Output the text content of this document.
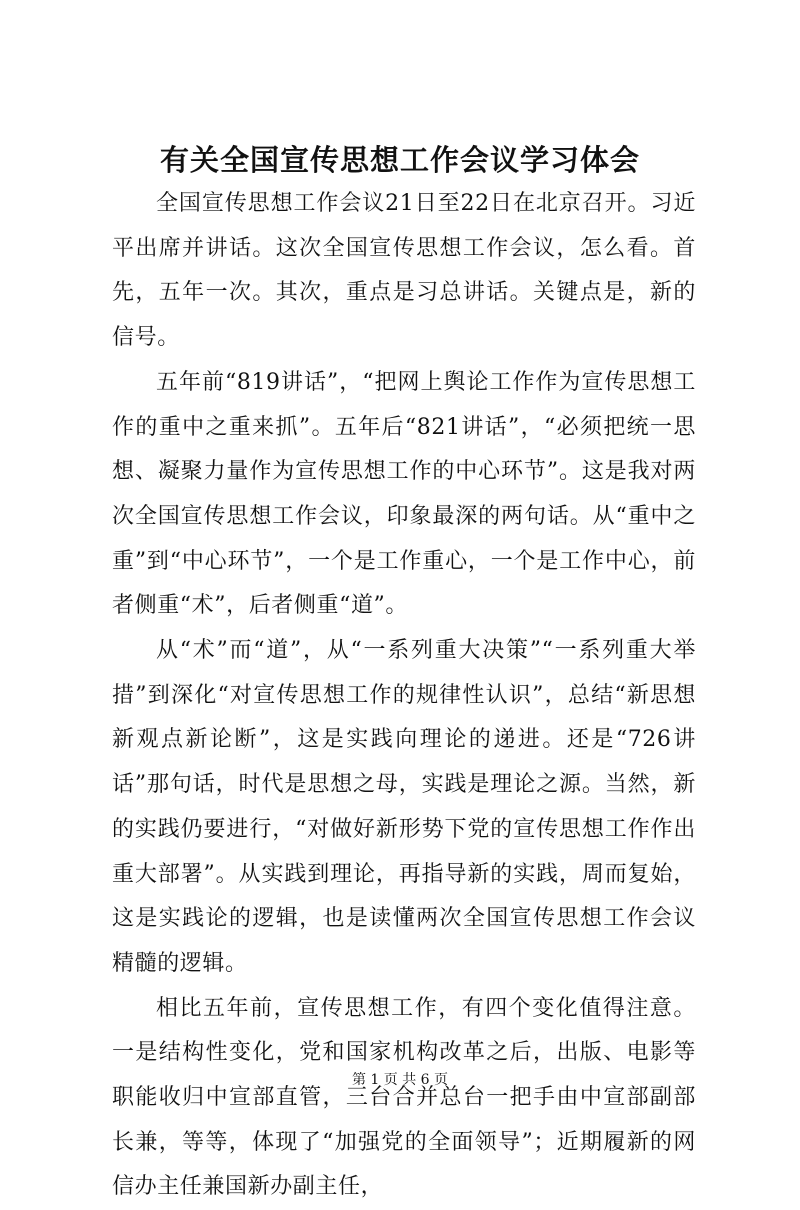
有关全国宣传思想工作会议学习体会

全国宣传思想工作会议21日至22日在北京召开。习近平出席并讲话。这次全国宣传思想工作会议，怎么看。首先，五年一次。其次，重点是习总讲话。关键点是，新的信号。

五年前“819讲话”，“把网上舆论工作作为宣传思想工作的重中之重来抓”。五年后“821讲话”，“必须把统一思想、凝聚力量作为宣传思想工作的中心环节”。这是我对两次全国宣传思想工作会议，印象最深的两句话。从“重中之重”到“中心环节”，一个是工作重心，一个是工作中心，前者侧重“术”，后者侧重“道”。

从“术”而“道”，从“一系列重大决策”“一系列重大举措”到深化“对宣传思想工作的规律性认识”，总结“新思想新观点新论断”，这是实践向理论的递进。还是“726讲话”那句话，时代是思想之母，实践是理论之源。当然，新的实践仍要进行，“对做好新形势下党的宣传思想工作作出重大部署”。从实践到理论，再指导新的实践，周而复始，这是实践论的逻辑，也是读懂两次全国宣传思想工作会议精髓的逻辑。

相比五年前，宣传思想工作，有四个变化值得注意。一是结构性变化，党和国家机构改革之后，出版、电影等职能收归中宣部直管，三台合并总台一把手由中宣部副部长兼，等等，体现了“加强党的全面领导”；近期履新的网信办主任兼国新办副主任，

第 1 页 共 6 页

_INSTRUCTIONS FOR THE TASK_.
Keep every word of the data as it is when you write it out, but drop the pictures.

_EXERCISE RESPONSE_.
Output the text content of this document.
有关全国宣传思想工作会议学习体会

全国宣传思想工作会议21日至22日在北京召开。习近平出席并讲话。这次全国宣传思想工作会议，怎么看。首先，五年一次。其次，重点是习总讲话。关键点是，新的信号。

五年前“819讲话”，“把网上舆论工作作为宣传思想工作的重中之重来抓”。五年后“821讲话”，“必须把统一思想、凝聚力量作为宣传思想工作的中心环节”。这是我对两次全国宣传思想工作会议，印象最深的两句话。从“重中之重”到“中心环节”，一个是工作重心，一个是工作中心，前者侧重“术”，后者侧重“道”。

从“术”而“道”，从“一系列重大决策”“一系列重大举措”到深化“对宣传思想工作的规律性认识”，总结“新思想新观点新论断”，这是实践向理论的递进。还是“726讲话”那句话，时代是思想之母，实践是理论之源。当然，新的实践仍要进行，“对做好新形势下党的宣传思想工作作出重大部署”。从实践到理论，再指导新的实践，周而复始，这是实践论的逻辑，也是读懂两次全国宣传思想工作会议精髓的逻辑。

相比五年前，宣传思想工作，有四个变化值得注意。一是结构性变化，党和国家机构改革之后，出版、电影等职能收归中宣部直管，三台合并总台一把手由中宣部副部长兼，等等，体现了“加强党的全面领导”；近期履新的网信办主任兼国新办副主任，

第 1 页 共 6 页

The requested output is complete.